Lines that contain the string "upper" are to be copied; leave out all others.

/---

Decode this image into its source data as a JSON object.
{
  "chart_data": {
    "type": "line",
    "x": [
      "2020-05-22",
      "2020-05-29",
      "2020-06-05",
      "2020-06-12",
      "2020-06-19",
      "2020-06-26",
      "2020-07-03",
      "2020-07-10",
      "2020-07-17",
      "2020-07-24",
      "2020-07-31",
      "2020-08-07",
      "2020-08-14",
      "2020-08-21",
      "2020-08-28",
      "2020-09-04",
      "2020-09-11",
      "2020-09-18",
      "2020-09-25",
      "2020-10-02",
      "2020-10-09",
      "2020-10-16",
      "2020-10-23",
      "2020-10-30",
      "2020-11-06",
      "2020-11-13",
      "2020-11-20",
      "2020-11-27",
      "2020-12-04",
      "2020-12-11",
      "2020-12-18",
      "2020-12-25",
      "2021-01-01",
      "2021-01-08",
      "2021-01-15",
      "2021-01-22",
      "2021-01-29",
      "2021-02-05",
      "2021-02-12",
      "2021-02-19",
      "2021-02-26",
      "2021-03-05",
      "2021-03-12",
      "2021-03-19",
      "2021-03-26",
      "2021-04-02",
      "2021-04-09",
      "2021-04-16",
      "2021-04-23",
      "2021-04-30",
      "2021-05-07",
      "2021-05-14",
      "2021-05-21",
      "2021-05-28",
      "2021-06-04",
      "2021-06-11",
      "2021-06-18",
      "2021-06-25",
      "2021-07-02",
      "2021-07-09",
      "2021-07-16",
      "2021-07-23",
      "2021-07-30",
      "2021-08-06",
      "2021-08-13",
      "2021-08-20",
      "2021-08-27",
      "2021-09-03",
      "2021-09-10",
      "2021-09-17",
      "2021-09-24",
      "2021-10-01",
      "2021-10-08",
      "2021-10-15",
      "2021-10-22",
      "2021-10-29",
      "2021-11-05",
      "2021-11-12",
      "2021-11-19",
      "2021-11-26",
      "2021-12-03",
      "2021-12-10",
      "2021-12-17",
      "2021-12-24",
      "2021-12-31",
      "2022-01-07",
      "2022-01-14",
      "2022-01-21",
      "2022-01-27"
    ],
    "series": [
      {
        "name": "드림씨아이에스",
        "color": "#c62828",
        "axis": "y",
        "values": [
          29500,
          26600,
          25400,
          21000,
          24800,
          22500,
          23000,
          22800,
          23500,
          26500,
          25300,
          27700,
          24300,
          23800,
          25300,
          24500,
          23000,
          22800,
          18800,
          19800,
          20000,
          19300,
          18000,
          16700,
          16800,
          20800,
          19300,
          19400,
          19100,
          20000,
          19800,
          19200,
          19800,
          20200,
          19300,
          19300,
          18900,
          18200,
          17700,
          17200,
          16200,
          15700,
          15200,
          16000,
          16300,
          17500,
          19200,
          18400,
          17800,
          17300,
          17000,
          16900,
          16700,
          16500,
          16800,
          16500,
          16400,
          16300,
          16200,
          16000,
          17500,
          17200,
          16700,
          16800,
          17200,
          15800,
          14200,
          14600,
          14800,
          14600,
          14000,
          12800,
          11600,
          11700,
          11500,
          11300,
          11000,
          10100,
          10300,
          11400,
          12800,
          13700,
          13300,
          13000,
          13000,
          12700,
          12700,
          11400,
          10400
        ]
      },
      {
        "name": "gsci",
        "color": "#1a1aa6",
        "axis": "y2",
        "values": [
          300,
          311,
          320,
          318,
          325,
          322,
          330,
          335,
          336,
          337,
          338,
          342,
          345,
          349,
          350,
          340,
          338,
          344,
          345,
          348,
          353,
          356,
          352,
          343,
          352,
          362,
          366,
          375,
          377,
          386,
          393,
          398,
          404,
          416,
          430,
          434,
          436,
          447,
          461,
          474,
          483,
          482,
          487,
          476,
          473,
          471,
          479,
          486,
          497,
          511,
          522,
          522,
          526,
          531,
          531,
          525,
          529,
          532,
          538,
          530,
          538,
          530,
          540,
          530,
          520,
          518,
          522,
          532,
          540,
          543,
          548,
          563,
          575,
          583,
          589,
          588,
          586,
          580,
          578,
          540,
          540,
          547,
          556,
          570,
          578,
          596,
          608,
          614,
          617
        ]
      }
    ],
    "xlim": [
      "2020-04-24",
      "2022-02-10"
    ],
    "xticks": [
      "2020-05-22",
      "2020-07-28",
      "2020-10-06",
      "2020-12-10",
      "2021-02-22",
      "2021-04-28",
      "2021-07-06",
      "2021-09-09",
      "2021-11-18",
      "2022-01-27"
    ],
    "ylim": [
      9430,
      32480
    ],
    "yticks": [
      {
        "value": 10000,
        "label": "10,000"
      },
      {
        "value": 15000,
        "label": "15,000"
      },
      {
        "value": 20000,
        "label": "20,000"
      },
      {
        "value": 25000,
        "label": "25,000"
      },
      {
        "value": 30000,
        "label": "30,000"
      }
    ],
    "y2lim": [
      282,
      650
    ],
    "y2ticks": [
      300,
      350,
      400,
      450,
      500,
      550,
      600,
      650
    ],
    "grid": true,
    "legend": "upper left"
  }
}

\---
/---

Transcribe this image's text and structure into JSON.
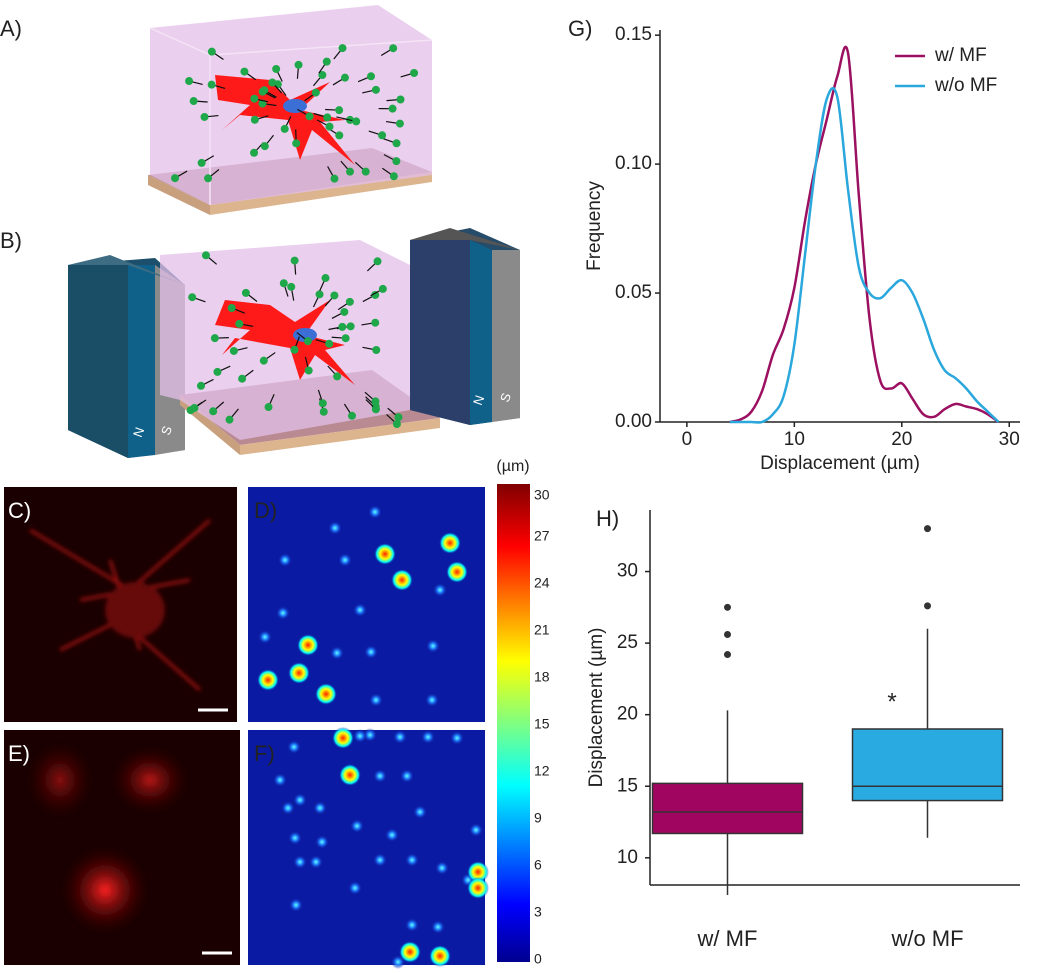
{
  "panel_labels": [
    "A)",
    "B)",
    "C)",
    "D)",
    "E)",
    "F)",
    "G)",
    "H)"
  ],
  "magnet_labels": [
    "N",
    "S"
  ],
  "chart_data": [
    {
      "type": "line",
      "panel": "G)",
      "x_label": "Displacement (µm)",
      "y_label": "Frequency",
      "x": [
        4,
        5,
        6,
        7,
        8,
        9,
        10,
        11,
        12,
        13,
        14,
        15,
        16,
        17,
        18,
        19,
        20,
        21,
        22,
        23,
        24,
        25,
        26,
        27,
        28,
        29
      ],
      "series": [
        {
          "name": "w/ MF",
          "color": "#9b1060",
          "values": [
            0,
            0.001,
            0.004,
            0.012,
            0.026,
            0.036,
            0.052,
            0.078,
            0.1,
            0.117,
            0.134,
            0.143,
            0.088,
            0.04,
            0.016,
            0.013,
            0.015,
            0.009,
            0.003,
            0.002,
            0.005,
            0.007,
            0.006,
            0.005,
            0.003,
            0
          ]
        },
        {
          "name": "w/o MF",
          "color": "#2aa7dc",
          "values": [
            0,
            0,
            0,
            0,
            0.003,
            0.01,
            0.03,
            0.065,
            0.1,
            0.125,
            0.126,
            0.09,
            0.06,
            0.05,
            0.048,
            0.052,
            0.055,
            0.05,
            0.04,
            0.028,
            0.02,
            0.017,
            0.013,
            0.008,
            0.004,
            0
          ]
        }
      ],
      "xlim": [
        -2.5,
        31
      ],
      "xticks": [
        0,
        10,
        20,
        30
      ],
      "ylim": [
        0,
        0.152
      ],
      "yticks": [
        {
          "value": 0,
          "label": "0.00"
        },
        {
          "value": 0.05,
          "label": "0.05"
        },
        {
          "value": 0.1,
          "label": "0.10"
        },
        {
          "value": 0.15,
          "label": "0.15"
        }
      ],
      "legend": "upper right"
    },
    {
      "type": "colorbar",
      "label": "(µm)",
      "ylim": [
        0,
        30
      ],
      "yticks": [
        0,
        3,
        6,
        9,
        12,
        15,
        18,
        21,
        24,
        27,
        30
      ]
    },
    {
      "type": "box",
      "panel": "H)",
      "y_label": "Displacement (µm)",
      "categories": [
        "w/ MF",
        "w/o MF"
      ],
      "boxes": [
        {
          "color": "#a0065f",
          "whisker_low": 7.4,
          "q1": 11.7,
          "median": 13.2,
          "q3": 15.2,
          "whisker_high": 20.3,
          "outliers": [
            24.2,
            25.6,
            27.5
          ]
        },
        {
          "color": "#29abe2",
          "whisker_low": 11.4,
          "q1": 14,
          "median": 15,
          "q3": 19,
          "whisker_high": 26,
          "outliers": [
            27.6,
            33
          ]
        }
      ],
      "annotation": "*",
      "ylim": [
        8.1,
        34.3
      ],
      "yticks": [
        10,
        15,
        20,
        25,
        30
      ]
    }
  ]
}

\---

- FULL ANSWER -
    "legend": "upper left"
      "legend": "upper right"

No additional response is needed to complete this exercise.